Across the data below, how many lines hold "познания"? Answer with that number and nothing else.

※ ※ ※

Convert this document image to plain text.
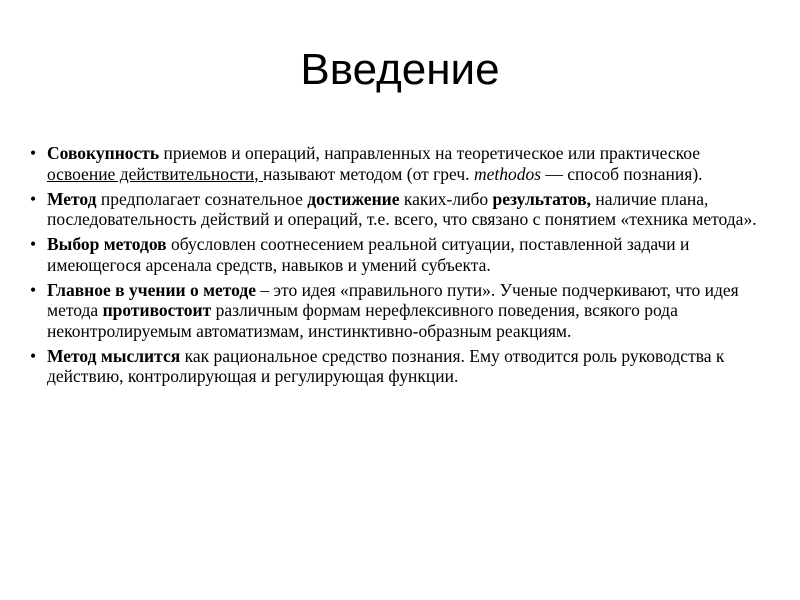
Введение
• Совокупность приемов и операций, направленных на теоретическое или практическое освоение действительности, называют методом (от греч. methodos — способ познания).
• Метод предполагает сознательное достижение каких-либо результатов, наличие плана, последовательность действий и операций, т.е. всего, что связано с понятием «техника метода».
• Выбор методов обусловлен соотнесением реальной ситуации, поставленной задачи и имеющегося арсенала средств, навыков и умений субъекта.
• Главное в учении о методе – это идея «правильного пути». Ученые подчеркивают, что идея метода противостоит различным формам нерефлексивного поведения, всякого рода неконтролируемым автоматизмам, инстинктивно-образным реакциям.
• Метод мыслится как рациональное средство познания. Ему отводится роль руководства к действию, контролирующая и регулирующая функции.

※ ※ ※

**Solved exercise**
2